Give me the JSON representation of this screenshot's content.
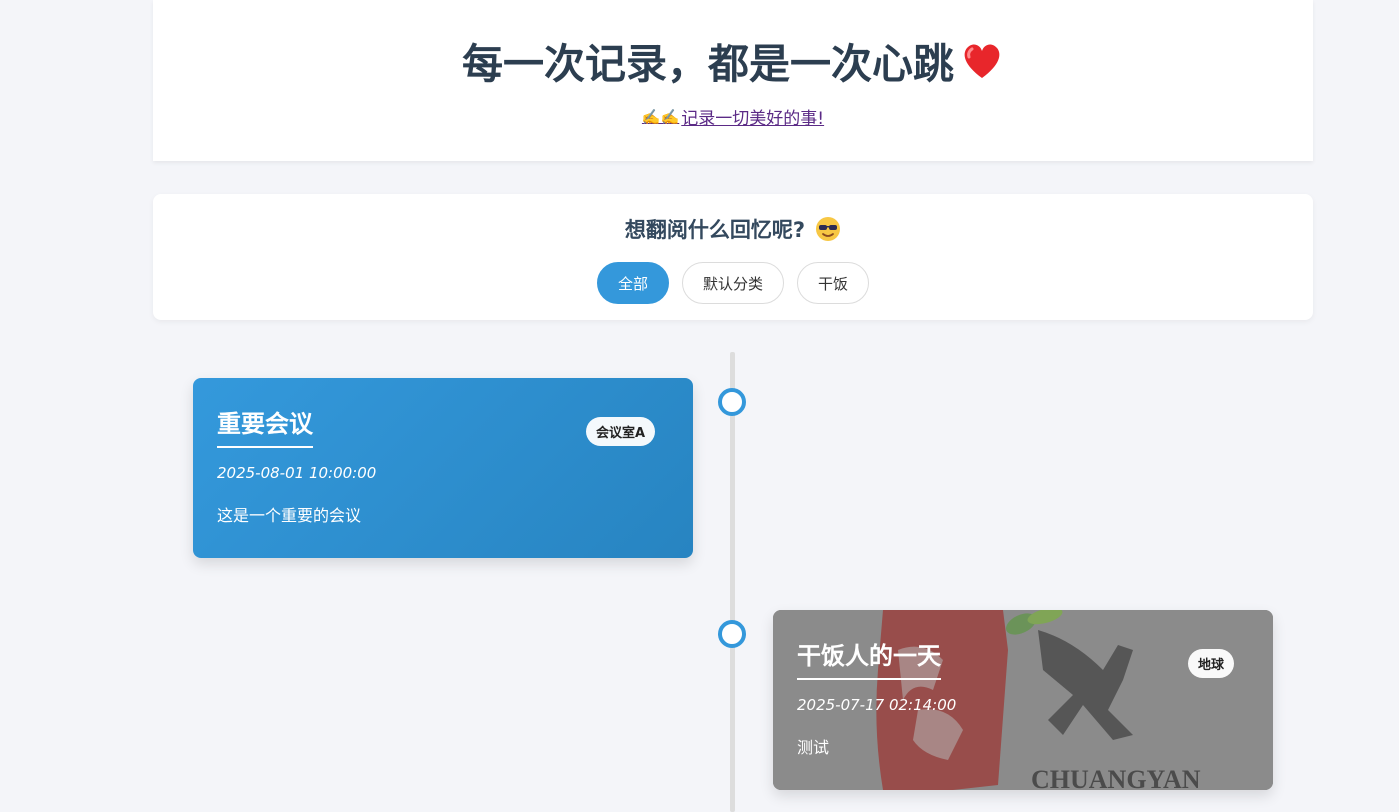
{
  "header": {
    "title": "每一次记录，都是一次心跳",
    "subtitle_emoji": "✍️✍️",
    "subtitle_text": "记录一切美好的事!"
  },
  "filter": {
    "title": "想翻阅什么回忆呢?",
    "options": [
      "全部",
      "默认分类",
      "干饭"
    ],
    "active": "全部"
  },
  "timeline": {
    "events": [
      {
        "title": "重要会议",
        "location": "会议室A",
        "datetime": "2025-08-01 10:00:00",
        "description": "这是一个重要的会议"
      },
      {
        "title": "干饭人的一天",
        "location": "地球",
        "datetime": "2025-07-17 02:14:00",
        "description": "测试",
        "background_logo_text": "CHUANGYAN"
      }
    ]
  },
  "colors": {
    "accent": "#3498db",
    "title": "#2c3e50",
    "background": "#f4f5f9"
  }
}
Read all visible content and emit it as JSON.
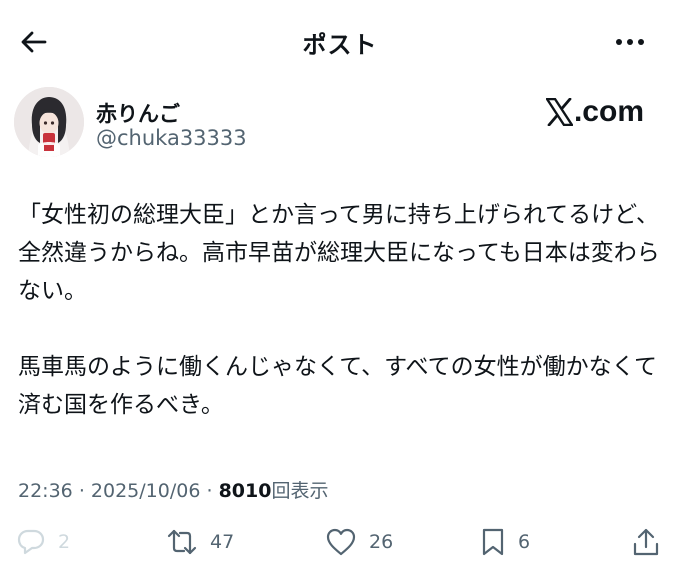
{
  "header": {
    "title": "ポスト",
    "back_icon": "arrow-left-icon",
    "more_icon": "more-horizontal-icon"
  },
  "author": {
    "display_name": "赤りんご",
    "handle": "@chuka33333",
    "avatar": "avatar"
  },
  "watermark": {
    "text": ".com",
    "logo_icon": "x-logo-icon"
  },
  "post": {
    "paragraphs": [
      "「女性初の総理大臣」とか言って男に持ち上げられてるけど、全然違うからね。高市早苗が総理大臣になっても日本は変わらない。",
      "馬車馬のように働くんじゃなくて、すべての女性が働かなくて済む国を作るべき。"
    ]
  },
  "meta": {
    "time": "22:36",
    "separator": "·",
    "date": "2025/10/06",
    "views": "8010",
    "views_label": "回表示"
  },
  "actions": {
    "reply_count": "2",
    "repost_count": "47",
    "like_count": "26",
    "bookmark_count": "6"
  },
  "colors": {
    "text": "#0f1419",
    "secondary": "#536471",
    "muted": "#cfd9de"
  }
}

What this task involves: Reproduce the material above in full, exactly, with no images.

In response:
Give me the JSON representation of this screenshot's content.
{
  "header": {
    "title": "每一次记录，都是一次心跳",
    "subtitle_emoji": "✍️✍️",
    "subtitle_text": "记录一切美好的事!"
  },
  "filter": {
    "title": "想翻阅什么回忆呢?",
    "options": [
      "全部",
      "默认分类",
      "干饭"
    ],
    "active": "全部"
  },
  "timeline": {
    "events": [
      {
        "title": "重要会议",
        "location": "会议室A",
        "datetime": "2025-08-01 10:00:00",
        "description": "这是一个重要的会议"
      },
      {
        "title": "干饭人的一天",
        "location": "地球",
        "datetime": "2025-07-17 02:14:00",
        "description": "测试",
        "background_logo_text": "CHUANGYAN"
      }
    ]
  },
  "colors": {
    "accent": "#3498db",
    "title": "#2c3e50",
    "background": "#f4f5f9"
  }
}
Read all visible content and emit it as JSON.
{
  "header": {
    "title": "ポスト",
    "back_icon": "arrow-left-icon",
    "more_icon": "more-horizontal-icon"
  },
  "author": {
    "display_name": "赤りんご",
    "handle": "@chuka33333",
    "avatar": "avatar"
  },
  "watermark": {
    "text": ".com",
    "logo_icon": "x-logo-icon"
  },
  "post": {
    "paragraphs": [
      "「女性初の総理大臣」とか言って男に持ち上げられてるけど、全然違うからね。高市早苗が総理大臣になっても日本は変わらない。",
      "馬車馬のように働くんじゃなくて、すべての女性が働かなくて済む国を作るべき。"
    ]
  },
  "meta": {
    "time": "22:36",
    "separator": "·",
    "date": "2025/10/06",
    "views": "8010",
    "views_label": "回表示"
  },
  "actions": {
    "reply_count": "2",
    "repost_count": "47",
    "like_count": "26",
    "bookmark_count": "6"
  },
  "colors": {
    "text": "#0f1419",
    "secondary": "#536471",
    "muted": "#cfd9de"
  }
}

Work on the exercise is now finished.